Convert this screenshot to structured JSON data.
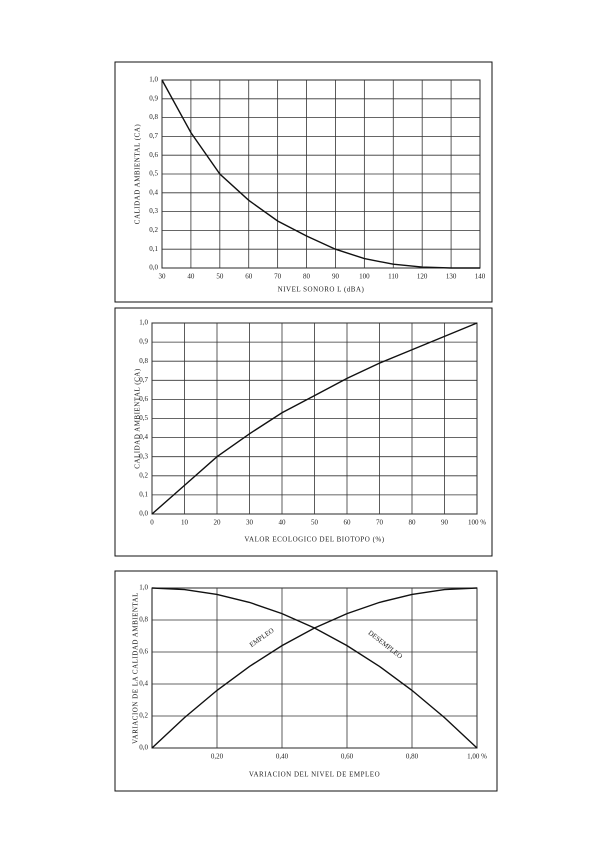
{
  "chart_data": [
    {
      "type": "line",
      "x_label": "NIVEL SONORO L (dBA)",
      "y_label": "CALIDAD AMBIENTAL (CA)",
      "x": [
        30,
        40,
        50,
        60,
        70,
        80,
        90,
        100,
        110,
        120,
        130,
        140
      ],
      "series": [
        {
          "color": "#111111",
          "values": [
            1.0,
            0.72,
            0.5,
            0.36,
            0.25,
            0.17,
            0.1,
            0.05,
            0.02,
            0.005,
            0.0,
            0.0
          ]
        }
      ],
      "xlim": [
        30,
        140
      ],
      "xticks": [
        30,
        40,
        50,
        60,
        70,
        80,
        90,
        100,
        110,
        120,
        130,
        140
      ],
      "ylim": [
        0,
        1
      ],
      "yticks": [
        {
          "value": 0,
          "label": "0,0"
        },
        {
          "value": 0.1,
          "label": "0,1"
        },
        {
          "value": 0.2,
          "label": "0,2"
        },
        {
          "value": 0.3,
          "label": "0,3"
        },
        {
          "value": 0.4,
          "label": "0,4"
        },
        {
          "value": 0.5,
          "label": "0,5"
        },
        {
          "value": 0.6,
          "label": "0,6"
        },
        {
          "value": 0.7,
          "label": "0,7"
        },
        {
          "value": 0.8,
          "label": "0,8"
        },
        {
          "value": 0.9,
          "label": "0,9"
        },
        {
          "value": 1.0,
          "label": "1,0"
        }
      ],
      "grid": true
    },
    {
      "type": "line",
      "x_label": "VALOR ECOLOGICO DEL BIOTOPO (%)",
      "y_label": "CALIDAD AMBIENTAL (CA)",
      "x": [
        0,
        10,
        20,
        30,
        40,
        50,
        60,
        70,
        80,
        90,
        100
      ],
      "series": [
        {
          "color": "#111111",
          "values": [
            0,
            0.15,
            0.3,
            0.42,
            0.53,
            0.62,
            0.71,
            0.79,
            0.86,
            0.93,
            1.0
          ]
        }
      ],
      "xlim": [
        0,
        100
      ],
      "xticks": [
        0,
        10,
        20,
        30,
        40,
        50,
        60,
        70,
        80,
        90,
        {
          "value": 100,
          "label": "100 %"
        }
      ],
      "ylim": [
        0,
        1
      ],
      "yticks": [
        {
          "value": 0,
          "label": "0,0"
        },
        {
          "value": 0.1,
          "label": "0,1"
        },
        {
          "value": 0.2,
          "label": "0,2"
        },
        {
          "value": 0.3,
          "label": "0,3"
        },
        {
          "value": 0.4,
          "label": "0,4"
        },
        {
          "value": 0.5,
          "label": "0,5"
        },
        {
          "value": 0.6,
          "label": "0,6"
        },
        {
          "value": 0.7,
          "label": "0,7"
        },
        {
          "value": 0.8,
          "label": "0,8"
        },
        {
          "value": 0.9,
          "label": "0,9"
        },
        {
          "value": 1.0,
          "label": "1,0"
        }
      ],
      "grid": true
    },
    {
      "type": "line",
      "x_label": "VARIACION DEL NIVEL DE EMPLEO",
      "y_label": "VARIACION DE LA CALIDAD AMBIENTAL",
      "x": [
        0,
        0.1,
        0.2,
        0.3,
        0.4,
        0.5,
        0.6,
        0.7,
        0.8,
        0.9,
        1.0
      ],
      "series": [
        {
          "name": "EMPLEO",
          "color": "#111111",
          "values": [
            0,
            0.19,
            0.36,
            0.51,
            0.64,
            0.75,
            0.84,
            0.91,
            0.96,
            0.99,
            1.0
          ]
        },
        {
          "name": "DESEMPLEO",
          "color": "#111111",
          "values": [
            1.0,
            0.99,
            0.96,
            0.91,
            0.84,
            0.75,
            0.64,
            0.51,
            0.36,
            0.19,
            0
          ]
        }
      ],
      "xlim": [
        0,
        1
      ],
      "xticks": [
        {
          "value": 0.2,
          "label": "0,20"
        },
        {
          "value": 0.4,
          "label": "0,40"
        },
        {
          "value": 0.6,
          "label": "0,60"
        },
        {
          "value": 0.8,
          "label": "0,80"
        },
        {
          "value": 1.0,
          "label": "1,00 %"
        }
      ],
      "ylim": [
        0,
        1
      ],
      "yticks": [
        {
          "value": 0,
          "label": "0,0"
        },
        {
          "value": 0.2,
          "label": "0,2"
        },
        {
          "value": 0.4,
          "label": "0,4"
        },
        {
          "value": 0.6,
          "label": "0,6"
        },
        {
          "value": 0.8,
          "label": "0,8"
        },
        {
          "value": 1.0,
          "label": "1,0"
        }
      ],
      "grid": true
    }
  ]
}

- [SHORT EXERCISE] Using the data above, write out every line exactly, leaving the images behind.

- [EXERCISE ANSWER]
Convert this screenshot to structured JSON data.
{
  "chart_data": [
    {
      "type": "line",
      "x_label": "NIVEL SONORO L (dBA)",
      "y_label": "CALIDAD AMBIENTAL (CA)",
      "x": [
        30,
        40,
        50,
        60,
        70,
        80,
        90,
        100,
        110,
        120,
        130,
        140
      ],
      "series": [
        {
          "color": "#111111",
          "values": [
            1.0,
            0.72,
            0.5,
            0.36,
            0.25,
            0.17,
            0.1,
            0.05,
            0.02,
            0.005,
            0.0,
            0.0
          ]
        }
      ],
      "xlim": [
        30,
        140
      ],
      "xticks": [
        30,
        40,
        50,
        60,
        70,
        80,
        90,
        100,
        110,
        120,
        130,
        140
      ],
      "ylim": [
        0,
        1
      ],
      "yticks": [
        {
          "value": 0,
          "label": "0,0"
        },
        {
          "value": 0.1,
          "label": "0,1"
        },
        {
          "value": 0.2,
          "label": "0,2"
        },
        {
          "value": 0.3,
          "label": "0,3"
        },
        {
          "value": 0.4,
          "label": "0,4"
        },
        {
          "value": 0.5,
          "label": "0,5"
        },
        {
          "value": 0.6,
          "label": "0,6"
        },
        {
          "value": 0.7,
          "label": "0,7"
        },
        {
          "value": 0.8,
          "label": "0,8"
        },
        {
          "value": 0.9,
          "label": "0,9"
        },
        {
          "value": 1.0,
          "label": "1,0"
        }
      ],
      "grid": true
    },
    {
      "type": "line",
      "x_label": "VALOR ECOLOGICO DEL BIOTOPO (%)",
      "y_label": "CALIDAD AMBIENTAL (CA)",
      "x": [
        0,
        10,
        20,
        30,
        40,
        50,
        60,
        70,
        80,
        90,
        100
      ],
      "series": [
        {
          "color": "#111111",
          "values": [
            0,
            0.15,
            0.3,
            0.42,
            0.53,
            0.62,
            0.71,
            0.79,
            0.86,
            0.93,
            1.0
          ]
        }
      ],
      "xlim": [
        0,
        100
      ],
      "xticks": [
        0,
        10,
        20,
        30,
        40,
        50,
        60,
        70,
        80,
        90,
        {
          "value": 100,
          "label": "100 %"
        }
      ],
      "ylim": [
        0,
        1
      ],
      "yticks": [
        {
          "value": 0,
          "label": "0,0"
        },
        {
          "value": 0.1,
          "label": "0,1"
        },
        {
          "value": 0.2,
          "label": "0,2"
        },
        {
          "value": 0.3,
          "label": "0,3"
        },
        {
          "value": 0.4,
          "label": "0,4"
        },
        {
          "value": 0.5,
          "label": "0,5"
        },
        {
          "value": 0.6,
          "label": "0,6"
        },
        {
          "value": 0.7,
          "label": "0,7"
        },
        {
          "value": 0.8,
          "label": "0,8"
        },
        {
          "value": 0.9,
          "label": "0,9"
        },
        {
          "value": 1.0,
          "label": "1,0"
        }
      ],
      "grid": true
    },
    {
      "type": "line",
      "x_label": "VARIACION DEL NIVEL DE EMPLEO",
      "y_label": "VARIACION DE LA CALIDAD AMBIENTAL",
      "x": [
        0,
        0.1,
        0.2,
        0.3,
        0.4,
        0.5,
        0.6,
        0.7,
        0.8,
        0.9,
        1.0
      ],
      "series": [
        {
          "name": "EMPLEO",
          "color": "#111111",
          "values": [
            0,
            0.19,
            0.36,
            0.51,
            0.64,
            0.75,
            0.84,
            0.91,
            0.96,
            0.99,
            1.0
          ]
        },
        {
          "name": "DESEMPLEO",
          "color": "#111111",
          "values": [
            1.0,
            0.99,
            0.96,
            0.91,
            0.84,
            0.75,
            0.64,
            0.51,
            0.36,
            0.19,
            0
          ]
        }
      ],
      "xlim": [
        0,
        1
      ],
      "xticks": [
        {
          "value": 0.2,
          "label": "0,20"
        },
        {
          "value": 0.4,
          "label": "0,40"
        },
        {
          "value": 0.6,
          "label": "0,60"
        },
        {
          "value": 0.8,
          "label": "0,80"
        },
        {
          "value": 1.0,
          "label": "1,00 %"
        }
      ],
      "ylim": [
        0,
        1
      ],
      "yticks": [
        {
          "value": 0,
          "label": "0,0"
        },
        {
          "value": 0.2,
          "label": "0,2"
        },
        {
          "value": 0.4,
          "label": "0,4"
        },
        {
          "value": 0.6,
          "label": "0,6"
        },
        {
          "value": 0.8,
          "label": "0,8"
        },
        {
          "value": 1.0,
          "label": "1,0"
        }
      ],
      "grid": true
    }
  ]
}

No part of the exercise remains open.